[Records from a data source]

****************************************

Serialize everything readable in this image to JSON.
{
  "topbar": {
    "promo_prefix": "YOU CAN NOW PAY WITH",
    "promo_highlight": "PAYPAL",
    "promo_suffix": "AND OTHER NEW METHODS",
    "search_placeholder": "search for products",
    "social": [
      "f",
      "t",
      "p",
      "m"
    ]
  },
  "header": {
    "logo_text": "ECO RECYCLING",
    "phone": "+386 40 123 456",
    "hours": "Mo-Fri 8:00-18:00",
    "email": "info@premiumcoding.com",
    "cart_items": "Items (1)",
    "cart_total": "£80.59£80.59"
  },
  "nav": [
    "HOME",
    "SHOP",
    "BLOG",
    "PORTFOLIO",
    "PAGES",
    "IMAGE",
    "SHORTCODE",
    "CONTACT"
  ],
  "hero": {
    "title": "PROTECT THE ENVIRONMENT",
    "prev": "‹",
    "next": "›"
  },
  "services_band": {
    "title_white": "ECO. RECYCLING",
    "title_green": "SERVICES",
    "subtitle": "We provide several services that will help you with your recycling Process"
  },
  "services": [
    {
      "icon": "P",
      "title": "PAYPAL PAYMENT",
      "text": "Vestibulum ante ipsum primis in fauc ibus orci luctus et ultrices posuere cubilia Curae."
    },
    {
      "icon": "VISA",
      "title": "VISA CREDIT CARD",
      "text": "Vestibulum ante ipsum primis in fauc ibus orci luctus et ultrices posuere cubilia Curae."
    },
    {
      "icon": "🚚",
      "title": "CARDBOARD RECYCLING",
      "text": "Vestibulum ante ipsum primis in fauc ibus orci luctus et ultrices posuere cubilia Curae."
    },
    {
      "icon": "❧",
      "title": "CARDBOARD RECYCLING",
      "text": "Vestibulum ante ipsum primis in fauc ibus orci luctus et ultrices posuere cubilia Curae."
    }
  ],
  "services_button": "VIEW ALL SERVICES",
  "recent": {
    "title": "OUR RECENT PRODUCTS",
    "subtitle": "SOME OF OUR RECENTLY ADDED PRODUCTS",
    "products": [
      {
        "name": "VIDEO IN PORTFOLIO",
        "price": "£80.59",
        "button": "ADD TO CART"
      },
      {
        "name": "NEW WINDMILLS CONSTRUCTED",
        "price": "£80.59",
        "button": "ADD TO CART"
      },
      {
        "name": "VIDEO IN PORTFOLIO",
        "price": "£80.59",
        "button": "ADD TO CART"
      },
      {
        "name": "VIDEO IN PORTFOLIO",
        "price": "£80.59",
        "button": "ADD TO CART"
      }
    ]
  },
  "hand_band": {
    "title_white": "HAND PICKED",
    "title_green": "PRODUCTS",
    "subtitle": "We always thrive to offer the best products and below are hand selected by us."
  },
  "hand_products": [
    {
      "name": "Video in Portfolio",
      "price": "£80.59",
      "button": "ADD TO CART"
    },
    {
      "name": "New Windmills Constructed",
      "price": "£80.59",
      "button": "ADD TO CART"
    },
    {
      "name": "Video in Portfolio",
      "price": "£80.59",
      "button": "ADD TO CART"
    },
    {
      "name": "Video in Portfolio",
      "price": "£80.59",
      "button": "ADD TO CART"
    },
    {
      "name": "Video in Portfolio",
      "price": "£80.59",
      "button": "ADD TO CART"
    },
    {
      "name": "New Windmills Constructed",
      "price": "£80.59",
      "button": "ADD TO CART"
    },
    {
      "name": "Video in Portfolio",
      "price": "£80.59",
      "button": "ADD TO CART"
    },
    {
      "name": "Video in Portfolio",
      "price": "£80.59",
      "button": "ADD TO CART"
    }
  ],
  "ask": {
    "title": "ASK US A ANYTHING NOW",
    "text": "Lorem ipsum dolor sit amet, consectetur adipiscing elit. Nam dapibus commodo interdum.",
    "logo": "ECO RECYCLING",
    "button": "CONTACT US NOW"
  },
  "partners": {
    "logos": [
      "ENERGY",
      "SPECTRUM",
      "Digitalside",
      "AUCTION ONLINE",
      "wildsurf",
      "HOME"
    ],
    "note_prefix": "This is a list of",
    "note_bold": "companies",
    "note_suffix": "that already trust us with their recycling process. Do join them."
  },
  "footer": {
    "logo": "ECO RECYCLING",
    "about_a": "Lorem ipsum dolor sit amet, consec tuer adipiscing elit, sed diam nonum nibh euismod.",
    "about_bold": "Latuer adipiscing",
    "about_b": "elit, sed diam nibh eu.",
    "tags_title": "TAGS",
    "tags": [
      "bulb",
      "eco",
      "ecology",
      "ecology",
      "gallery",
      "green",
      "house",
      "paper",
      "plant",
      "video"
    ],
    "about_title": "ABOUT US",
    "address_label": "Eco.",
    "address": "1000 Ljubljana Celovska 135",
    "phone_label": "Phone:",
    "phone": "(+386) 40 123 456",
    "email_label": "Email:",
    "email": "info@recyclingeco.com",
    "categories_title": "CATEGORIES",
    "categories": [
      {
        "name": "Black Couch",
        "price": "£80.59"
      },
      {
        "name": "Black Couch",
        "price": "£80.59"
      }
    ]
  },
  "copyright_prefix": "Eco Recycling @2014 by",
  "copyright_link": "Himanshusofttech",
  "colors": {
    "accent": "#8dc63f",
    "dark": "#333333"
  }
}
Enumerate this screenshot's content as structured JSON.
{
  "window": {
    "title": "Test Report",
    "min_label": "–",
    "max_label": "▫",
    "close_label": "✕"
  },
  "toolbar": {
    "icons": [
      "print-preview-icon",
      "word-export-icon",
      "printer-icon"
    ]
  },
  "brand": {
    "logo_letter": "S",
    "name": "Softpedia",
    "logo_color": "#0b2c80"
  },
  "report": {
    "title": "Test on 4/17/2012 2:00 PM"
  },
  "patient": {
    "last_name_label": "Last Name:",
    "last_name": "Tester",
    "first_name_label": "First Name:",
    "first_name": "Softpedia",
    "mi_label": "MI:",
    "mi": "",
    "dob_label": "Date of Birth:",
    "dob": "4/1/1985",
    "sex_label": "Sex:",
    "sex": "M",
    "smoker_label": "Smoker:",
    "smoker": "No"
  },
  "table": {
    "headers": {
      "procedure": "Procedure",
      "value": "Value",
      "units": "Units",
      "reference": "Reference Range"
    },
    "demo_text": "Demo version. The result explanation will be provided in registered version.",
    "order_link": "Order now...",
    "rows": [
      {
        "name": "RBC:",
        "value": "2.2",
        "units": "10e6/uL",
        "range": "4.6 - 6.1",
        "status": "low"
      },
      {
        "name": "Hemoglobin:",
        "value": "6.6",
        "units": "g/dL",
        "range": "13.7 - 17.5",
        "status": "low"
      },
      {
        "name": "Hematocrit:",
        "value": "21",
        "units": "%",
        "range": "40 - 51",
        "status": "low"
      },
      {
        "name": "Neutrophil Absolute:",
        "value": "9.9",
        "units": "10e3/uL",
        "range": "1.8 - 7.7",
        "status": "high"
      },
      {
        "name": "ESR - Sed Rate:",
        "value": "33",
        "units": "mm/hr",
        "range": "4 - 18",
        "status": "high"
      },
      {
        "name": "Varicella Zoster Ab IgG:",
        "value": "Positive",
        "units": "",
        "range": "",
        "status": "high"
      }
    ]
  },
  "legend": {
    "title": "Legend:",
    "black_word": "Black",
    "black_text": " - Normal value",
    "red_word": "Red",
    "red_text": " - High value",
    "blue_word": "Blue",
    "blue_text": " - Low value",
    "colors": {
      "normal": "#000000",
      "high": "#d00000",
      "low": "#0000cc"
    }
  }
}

****************************************

Given request | In this exercise, repeat all entries exactly.

Right answer |
Serialize everything readable in this image to JSON.
{
  "topbar": {
    "promo_prefix": "YOU CAN NOW PAY WITH",
    "promo_highlight": "PAYPAL",
    "promo_suffix": "AND OTHER NEW METHODS",
    "search_placeholder": "search for products",
    "social": [
      "f",
      "t",
      "p",
      "m"
    ]
  },
  "header": {
    "logo_text": "ECO RECYCLING",
    "phone": "+386 40 123 456",
    "hours": "Mo-Fri 8:00-18:00",
    "email": "info@premiumcoding.com",
    "cart_items": "Items (1)",
    "cart_total": "£80.59£80.59"
  },
  "nav": [
    "HOME",
    "SHOP",
    "BLOG",
    "PORTFOLIO",
    "PAGES",
    "IMAGE",
    "SHORTCODE",
    "CONTACT"
  ],
  "hero": {
    "title": "PROTECT THE ENVIRONMENT",
    "prev": "‹",
    "next": "›"
  },
  "services_band": {
    "title_white": "ECO. RECYCLING",
    "title_green": "SERVICES",
    "subtitle": "We provide several services that will help you with your recycling Process"
  },
  "services": [
    {
      "icon": "P",
      "title": "PAYPAL PAYMENT",
      "text": "Vestibulum ante ipsum primis in fauc ibus orci luctus et ultrices posuere cubilia Curae."
    },
    {
      "icon": "VISA",
      "title": "VISA CREDIT CARD",
      "text": "Vestibulum ante ipsum primis in fauc ibus orci luctus et ultrices posuere cubilia Curae."
    },
    {
      "icon": "🚚",
      "title": "CARDBOARD RECYCLING",
      "text": "Vestibulum ante ipsum primis in fauc ibus orci luctus et ultrices posuere cubilia Curae."
    },
    {
      "icon": "❧",
      "title": "CARDBOARD RECYCLING",
      "text": "Vestibulum ante ipsum primis in fauc ibus orci luctus et ultrices posuere cubilia Curae."
    }
  ],
  "services_button": "VIEW ALL SERVICES",
  "recent": {
    "title": "OUR RECENT PRODUCTS",
    "subtitle": "SOME OF OUR RECENTLY ADDED PRODUCTS",
    "products": [
      {
        "name": "VIDEO IN PORTFOLIO",
        "price": "£80.59",
        "button": "ADD TO CART"
      },
      {
        "name": "NEW WINDMILLS CONSTRUCTED",
        "price": "£80.59",
        "button": "ADD TO CART"
      },
      {
        "name": "VIDEO IN PORTFOLIO",
        "price": "£80.59",
        "button": "ADD TO CART"
      },
      {
        "name": "VIDEO IN PORTFOLIO",
        "price": "£80.59",
        "button": "ADD TO CART"
      }
    ]
  },
  "hand_band": {
    "title_white": "HAND PICKED",
    "title_green": "PRODUCTS",
    "subtitle": "We always thrive to offer the best products and below are hand selected by us."
  },
  "hand_products": [
    {
      "name": "Video in Portfolio",
      "price": "£80.59",
      "button": "ADD TO CART"
    },
    {
      "name": "New Windmills Constructed",
      "price": "£80.59",
      "button": "ADD TO CART"
    },
    {
      "name": "Video in Portfolio",
      "price": "£80.59",
      "button": "ADD TO CART"
    },
    {
      "name": "Video in Portfolio",
      "price": "£80.59",
      "button": "ADD TO CART"
    },
    {
      "name": "Video in Portfolio",
      "price": "£80.59",
      "button": "ADD TO CART"
    },
    {
      "name": "New Windmills Constructed",
      "price": "£80.59",
      "button": "ADD TO CART"
    },
    {
      "name": "Video in Portfolio",
      "price": "£80.59",
      "button": "ADD TO CART"
    },
    {
      "name": "Video in Portfolio",
      "price": "£80.59",
      "button": "ADD TO CART"
    }
  ],
  "ask": {
    "title": "ASK US A ANYTHING NOW",
    "text": "Lorem ipsum dolor sit amet, consectetur adipiscing elit. Nam dapibus commodo interdum.",
    "logo": "ECO RECYCLING",
    "button": "CONTACT US NOW"
  },
  "partners": {
    "logos": [
      "ENERGY",
      "SPECTRUM",
      "Digitalside",
      "AUCTION ONLINE",
      "wildsurf",
      "HOME"
    ],
    "note_prefix": "This is a list of",
    "note_bold": "companies",
    "note_suffix": "that already trust us with their recycling process. Do join them."
  },
  "footer": {
    "logo": "ECO RECYCLING",
    "about_a": "Lorem ipsum dolor sit amet, consec tuer adipiscing elit, sed diam nonum nibh euismod.",
    "about_bold": "Latuer adipiscing",
    "about_b": "elit, sed diam nibh eu.",
    "tags_title": "TAGS",
    "tags": [
      "bulb",
      "eco",
      "ecology",
      "ecology",
      "gallery",
      "green",
      "house",
      "paper",
      "plant",
      "video"
    ],
    "about_title": "ABOUT US",
    "address_label": "Eco.",
    "address": "1000 Ljubljana Celovska 135",
    "phone_label": "Phone:",
    "phone": "(+386) 40 123 456",
    "email_label": "Email:",
    "email": "info@recyclingeco.com",
    "categories_title": "CATEGORIES",
    "categories": [
      {
        "name": "Black Couch",
        "price": "£80.59"
      },
      {
        "name": "Black Couch",
        "price": "£80.59"
      }
    ]
  },
  "copyright_prefix": "Eco Recycling @2014 by",
  "copyright_link": "Himanshusofttech",
  "colors": {
    "accent": "#8dc63f",
    "dark": "#333333"
  }
}
Enumerate this screenshot's content as structured JSON.
{
  "window": {
    "title": "Test Report",
    "min_label": "–",
    "max_label": "▫",
    "close_label": "✕"
  },
  "toolbar": {
    "icons": [
      "print-preview-icon",
      "word-export-icon",
      "printer-icon"
    ]
  },
  "brand": {
    "logo_letter": "S",
    "name": "Softpedia",
    "logo_color": "#0b2c80"
  },
  "report": {
    "title": "Test on 4/17/2012 2:00 PM"
  },
  "patient": {
    "last_name_label": "Last Name:",
    "last_name": "Tester",
    "first_name_label": "First Name:",
    "first_name": "Softpedia",
    "mi_label": "MI:",
    "mi": "",
    "dob_label": "Date of Birth:",
    "dob": "4/1/1985",
    "sex_label": "Sex:",
    "sex": "M",
    "smoker_label": "Smoker:",
    "smoker": "No"
  },
  "table": {
    "headers": {
      "procedure": "Procedure",
      "value": "Value",
      "units": "Units",
      "reference": "Reference Range"
    },
    "demo_text": "Demo version. The result explanation will be provided in registered version.",
    "order_link": "Order now...",
    "rows": [
      {
        "name": "RBC:",
        "value": "2.2",
        "units": "10e6/uL",
        "range": "4.6 - 6.1",
        "status": "low"
      },
      {
        "name": "Hemoglobin:",
        "value": "6.6",
        "units": "g/dL",
        "range": "13.7 - 17.5",
        "status": "low"
      },
      {
        "name": "Hematocrit:",
        "value": "21",
        "units": "%",
        "range": "40 - 51",
        "status": "low"
      },
      {
        "name": "Neutrophil Absolute:",
        "value": "9.9",
        "units": "10e3/uL",
        "range": "1.8 - 7.7",
        "status": "high"
      },
      {
        "name": "ESR - Sed Rate:",
        "value": "33",
        "units": "mm/hr",
        "range": "4 - 18",
        "status": "high"
      },
      {
        "name": "Varicella Zoster Ab IgG:",
        "value": "Positive",
        "units": "",
        "range": "",
        "status": "high"
      }
    ]
  },
  "legend": {
    "title": "Legend:",
    "black_word": "Black",
    "black_text": " - Normal value",
    "red_word": "Red",
    "red_text": " - High value",
    "blue_word": "Blue",
    "blue_text": " - Low value",
    "colors": {
      "normal": "#000000",
      "high": "#d00000",
      "low": "#0000cc"
    }
  }
}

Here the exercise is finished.